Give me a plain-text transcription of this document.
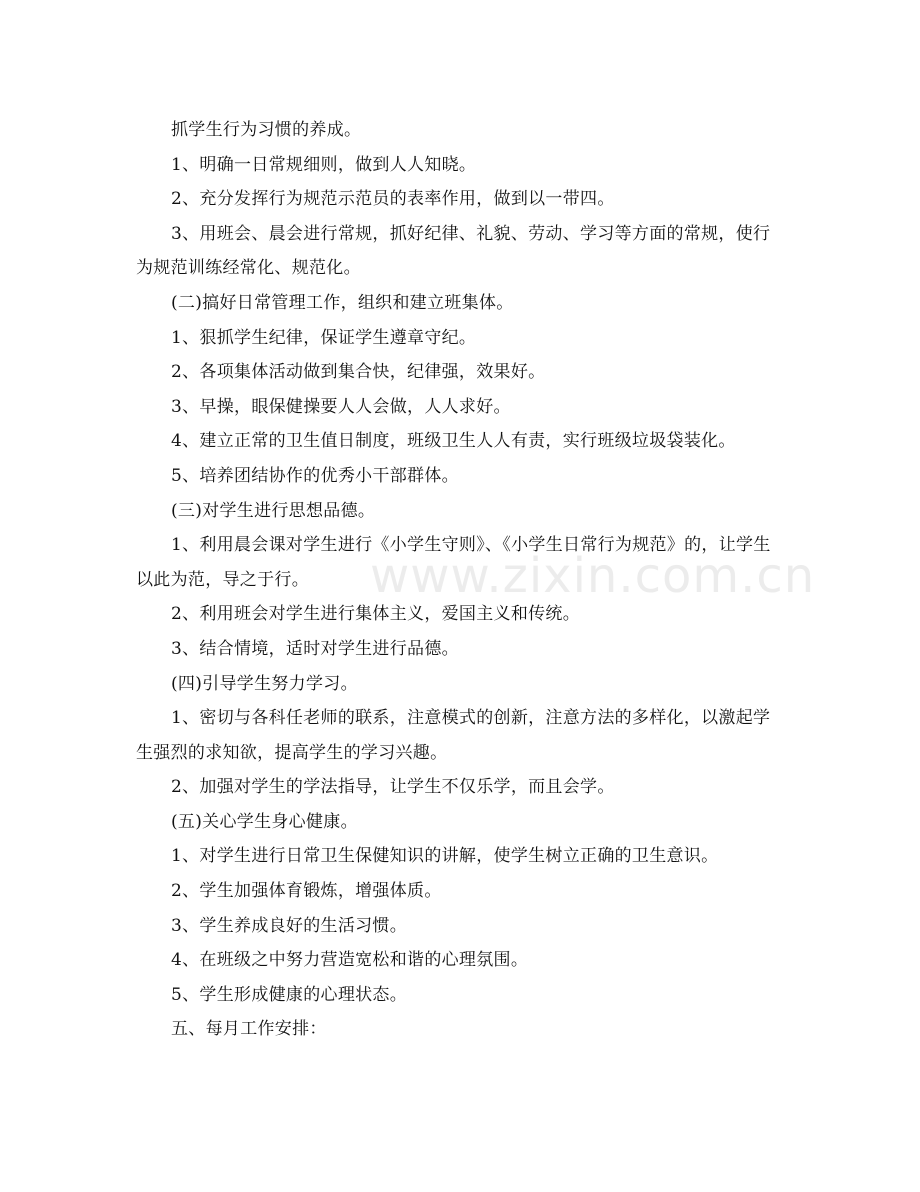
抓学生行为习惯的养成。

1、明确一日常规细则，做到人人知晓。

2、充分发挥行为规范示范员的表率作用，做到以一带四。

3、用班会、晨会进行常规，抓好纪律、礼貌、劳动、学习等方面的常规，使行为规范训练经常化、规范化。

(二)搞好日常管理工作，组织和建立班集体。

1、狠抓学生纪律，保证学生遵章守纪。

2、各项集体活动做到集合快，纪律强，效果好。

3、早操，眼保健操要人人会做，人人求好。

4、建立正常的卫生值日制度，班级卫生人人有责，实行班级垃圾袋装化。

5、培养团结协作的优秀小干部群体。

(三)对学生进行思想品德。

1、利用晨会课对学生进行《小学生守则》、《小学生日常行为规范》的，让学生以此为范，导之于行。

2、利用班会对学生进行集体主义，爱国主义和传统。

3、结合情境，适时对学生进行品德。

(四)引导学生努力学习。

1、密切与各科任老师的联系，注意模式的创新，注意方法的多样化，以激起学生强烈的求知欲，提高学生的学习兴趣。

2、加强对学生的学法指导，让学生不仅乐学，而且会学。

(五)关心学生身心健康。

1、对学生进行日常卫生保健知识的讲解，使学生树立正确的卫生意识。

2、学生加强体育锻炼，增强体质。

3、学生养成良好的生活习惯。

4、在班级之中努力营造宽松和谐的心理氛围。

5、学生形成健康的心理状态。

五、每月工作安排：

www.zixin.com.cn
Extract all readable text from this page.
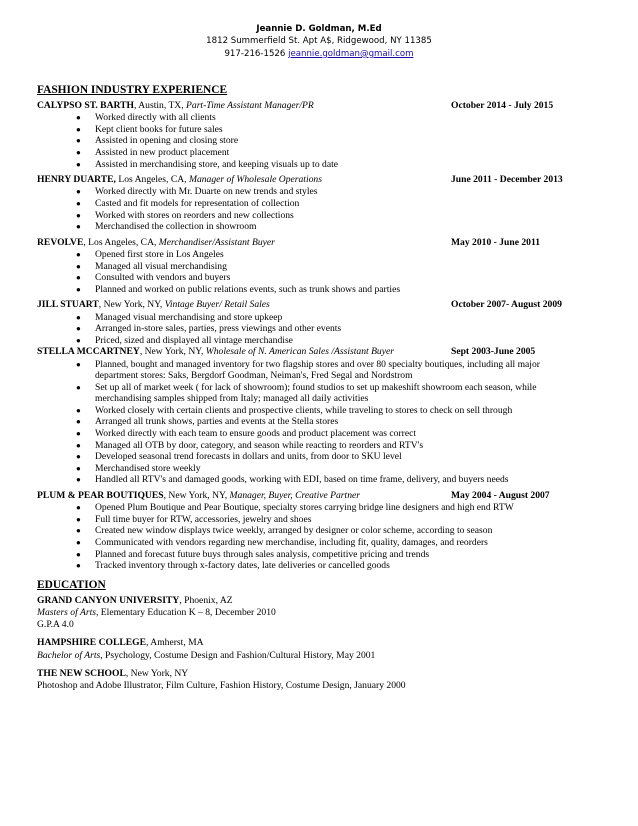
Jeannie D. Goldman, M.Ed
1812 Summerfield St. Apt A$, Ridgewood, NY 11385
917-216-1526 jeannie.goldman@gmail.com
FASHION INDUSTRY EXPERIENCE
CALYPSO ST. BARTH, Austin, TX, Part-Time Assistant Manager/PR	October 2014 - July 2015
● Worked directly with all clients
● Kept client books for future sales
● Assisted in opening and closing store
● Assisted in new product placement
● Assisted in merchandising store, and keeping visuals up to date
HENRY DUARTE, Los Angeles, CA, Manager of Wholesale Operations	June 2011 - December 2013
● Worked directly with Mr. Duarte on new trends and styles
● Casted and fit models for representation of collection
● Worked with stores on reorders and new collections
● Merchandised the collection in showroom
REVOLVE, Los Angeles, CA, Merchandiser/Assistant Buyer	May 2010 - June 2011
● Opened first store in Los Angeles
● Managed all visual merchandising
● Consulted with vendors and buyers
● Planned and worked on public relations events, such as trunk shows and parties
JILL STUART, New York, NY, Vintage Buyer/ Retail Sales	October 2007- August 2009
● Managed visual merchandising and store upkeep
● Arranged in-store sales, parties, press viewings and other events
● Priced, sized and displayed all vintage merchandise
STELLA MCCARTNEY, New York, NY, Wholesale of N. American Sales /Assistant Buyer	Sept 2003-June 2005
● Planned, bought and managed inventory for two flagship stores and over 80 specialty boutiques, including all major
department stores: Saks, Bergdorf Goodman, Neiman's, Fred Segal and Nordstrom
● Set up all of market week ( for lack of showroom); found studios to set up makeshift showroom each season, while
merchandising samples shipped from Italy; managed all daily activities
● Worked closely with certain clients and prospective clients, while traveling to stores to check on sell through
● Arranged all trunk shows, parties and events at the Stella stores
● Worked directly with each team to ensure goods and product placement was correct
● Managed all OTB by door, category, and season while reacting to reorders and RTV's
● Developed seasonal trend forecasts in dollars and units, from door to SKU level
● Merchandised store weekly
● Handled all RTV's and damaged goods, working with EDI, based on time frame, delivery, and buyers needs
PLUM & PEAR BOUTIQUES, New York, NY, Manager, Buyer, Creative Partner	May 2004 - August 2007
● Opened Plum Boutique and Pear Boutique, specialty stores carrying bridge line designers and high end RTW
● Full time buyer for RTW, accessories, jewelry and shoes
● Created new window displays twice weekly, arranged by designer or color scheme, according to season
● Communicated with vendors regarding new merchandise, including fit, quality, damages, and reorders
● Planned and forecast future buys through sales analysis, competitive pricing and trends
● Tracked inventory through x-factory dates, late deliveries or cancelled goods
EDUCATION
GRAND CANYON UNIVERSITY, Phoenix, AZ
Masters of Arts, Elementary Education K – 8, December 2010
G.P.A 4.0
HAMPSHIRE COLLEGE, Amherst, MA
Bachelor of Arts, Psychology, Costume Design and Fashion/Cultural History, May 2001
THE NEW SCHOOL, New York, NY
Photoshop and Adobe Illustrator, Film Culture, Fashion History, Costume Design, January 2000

* * *

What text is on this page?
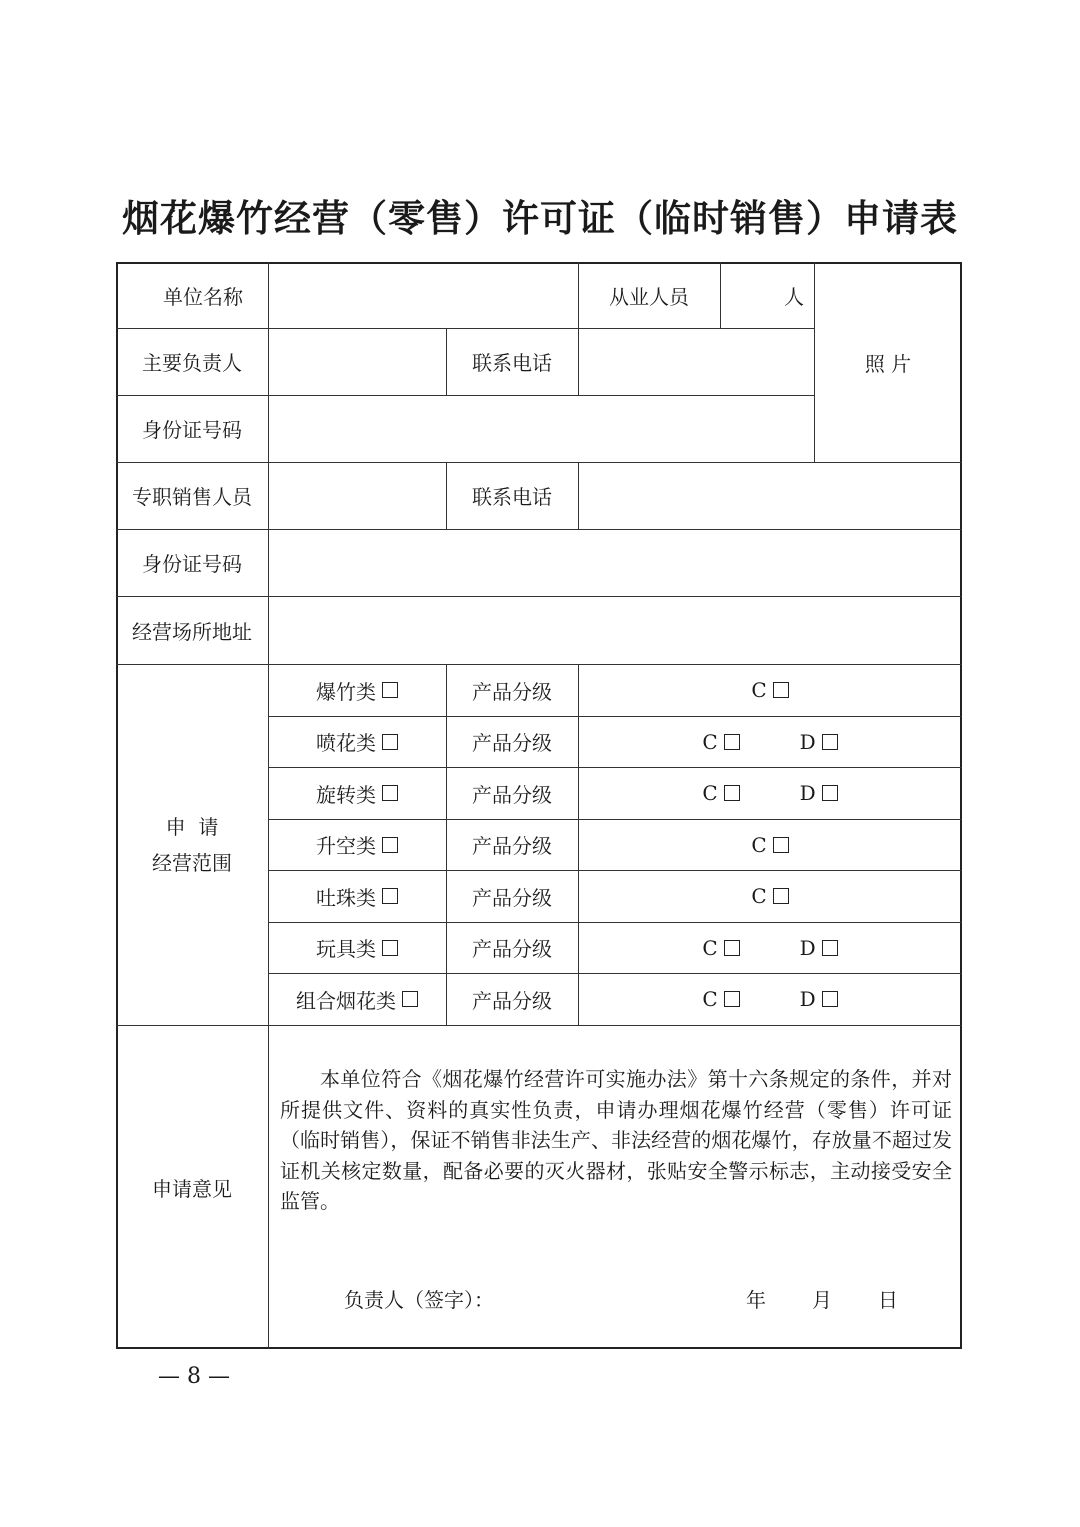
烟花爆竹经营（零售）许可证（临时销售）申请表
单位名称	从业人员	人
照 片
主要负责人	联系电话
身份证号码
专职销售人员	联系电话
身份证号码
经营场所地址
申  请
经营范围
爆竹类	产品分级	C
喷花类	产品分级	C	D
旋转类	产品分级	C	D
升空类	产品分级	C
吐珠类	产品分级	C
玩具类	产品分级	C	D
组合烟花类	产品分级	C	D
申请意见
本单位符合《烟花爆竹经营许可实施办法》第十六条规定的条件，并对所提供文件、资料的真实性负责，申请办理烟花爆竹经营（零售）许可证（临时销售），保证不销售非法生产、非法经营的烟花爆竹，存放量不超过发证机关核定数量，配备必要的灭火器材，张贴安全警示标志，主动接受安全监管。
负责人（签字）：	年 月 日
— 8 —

| PROBLEM DETAILS |
Reply with one number: the count of lines in the entries that include the word "October".

| SOLUTION |
2